+++ Source passage +++
Joshua David Coulson (born 28 January 1989) is an English professional footballer who plays as a centre-back for National League North club King's Lynn Town.

Career

Cambridge United
Born in Cambridge, Cambridgeshire, Coulson played for local side Cherry Hinton Lions before joining Cambridge City and playing in the Youth Development squad for the 2005–06 season. He then went with Jez George (a former Director of Cambridge City) to Cambridge United's youth squad. He made his first team debut for Cambridge United on 6 October 2007, as a substitute in a 2–2 home draw with Halifax Town.

Coulson scored his first senior goal on 16 March 2010, netting his side's first of a 3–1 home success against Salisbury. He featured regularly for the side in the following campaigns, becoming a popular figure amongst supporters, and signed a new two-and-a-half-year deal on 12 February 2014.

Coulson won the FA Trophy and the Conference Premier play-offs in the 2013–14 season with Cambridge United.

On 9 August 2014 Coulson played his first match in the Football League, starting and scoring the game's only goal against Plymouth Argyle.

Leyton Orient
On 28 July 2017 Coulson signed for Leyton Orient initially on a six-month loan spell. On 8 January, Coulson joined permanently after 10 years at Cambridge.
+++ Dataset +++
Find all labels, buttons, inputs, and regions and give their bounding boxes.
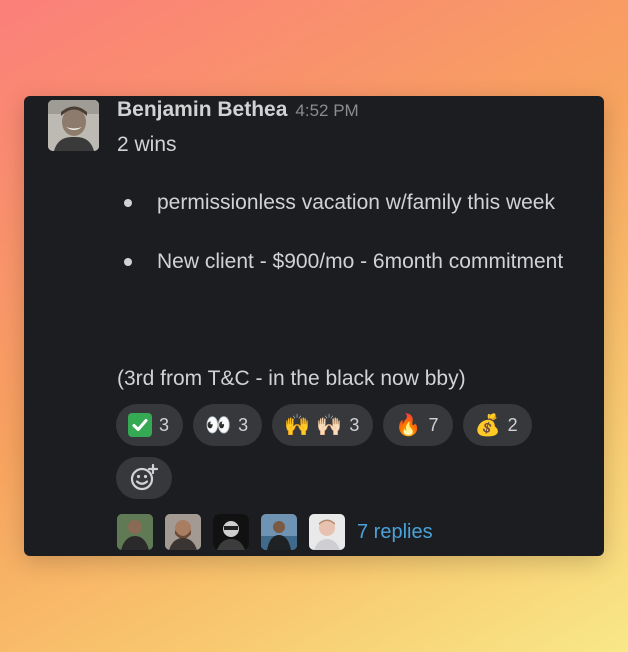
message-bullet-list: permissionless vacation w/family this we… xyxy=(117,188,577,306)
reaction-eyes[interactable]: 👀 3 xyxy=(193,404,263,446)
reply-avatar[interactable] xyxy=(213,514,249,550)
reaction-count: 2 xyxy=(507,414,518,435)
author-name[interactable]: Benjamin Bethea xyxy=(117,98,287,122)
white-check-mark-icon xyxy=(128,413,152,437)
reaction-count: 7 xyxy=(428,414,439,435)
add-reaction-button[interactable] xyxy=(116,457,172,499)
reply-avatar[interactable] xyxy=(117,514,153,550)
fire-icon: 🔥 xyxy=(395,413,422,437)
reaction-fire[interactable]: 🔥 7 xyxy=(383,404,453,446)
bullet-dot xyxy=(124,258,132,266)
reply-avatar[interactable] xyxy=(261,514,297,550)
bullet-text: permissionless vacation w/family this we… xyxy=(157,191,555,214)
raised-hands-icon: 🙌 🙌🏻 xyxy=(284,413,343,437)
message-card: Benjamin Bethea 4:52 PM 2 wins permissio… xyxy=(24,96,604,556)
thread-summary[interactable]: 7 replies xyxy=(117,514,433,550)
message-timestamp[interactable]: 4:52 PM xyxy=(295,101,358,121)
reaction-moneybag[interactable]: 💰 2 xyxy=(462,404,532,446)
reaction-count: 3 xyxy=(238,414,249,435)
add-emoji-icon xyxy=(130,463,159,491)
bullet-text: New client - $900/mo - 6month commitment xyxy=(157,250,564,273)
reaction-count: 3 xyxy=(349,414,360,435)
author-avatar[interactable] xyxy=(48,100,99,151)
reply-avatar[interactable] xyxy=(309,514,345,550)
message-intro: 2 wins xyxy=(117,133,177,156)
message-closing: (3rd from T&C - in the black now bby) xyxy=(117,367,466,390)
reply-avatar[interactable] xyxy=(165,514,201,550)
bullet-dot xyxy=(124,199,132,207)
reaction-bar: 3 👀 3 🙌 🙌🏻 3 🔥 7 💰 2 xyxy=(116,404,532,446)
replies-link[interactable]: 7 replies xyxy=(357,521,433,544)
reaction-count: 3 xyxy=(159,414,170,435)
reaction-raised-hands[interactable]: 🙌 🙌🏻 3 xyxy=(272,404,374,446)
eyes-icon: 👀 xyxy=(205,413,232,437)
reaction-check[interactable]: 3 xyxy=(116,404,184,446)
list-item: permissionless vacation w/family this we… xyxy=(117,188,577,217)
list-item: New client - $900/mo - 6month commitment xyxy=(117,247,577,276)
moneybag-icon: 💰 xyxy=(474,413,501,437)
message-header: Benjamin Bethea 4:52 PM xyxy=(117,98,359,122)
+++
**Work to do**
A: In the Coulson biography, which team were Cambridge United playing when Coulson made his first team debut?
B: Please print the part of the Coulson biography that opens with the words containing "Joshua David Coulson" and closes with "with Halifax Town.".

**Solutions below**
A: Halifax Town.

B:
Joshua David Coulson (born 28 January 1989) is an English professional footballer who plays as a centre-back for National League North club King's Lynn Town.

Career

Cambridge United
Born in Cambridge, Cambridgeshire, Coulson played for local side Cherry Hinton Lions before joining Cambridge City and playing in the Youth Development squad for the 2005–06 season. He then went with Jez George (a former Director of Cambridge City) to Cambridge United's youth squad. He made his first team debut for Cambridge United on 6 October 2007, as a substitute in a 2–2 home draw with Halifax Town.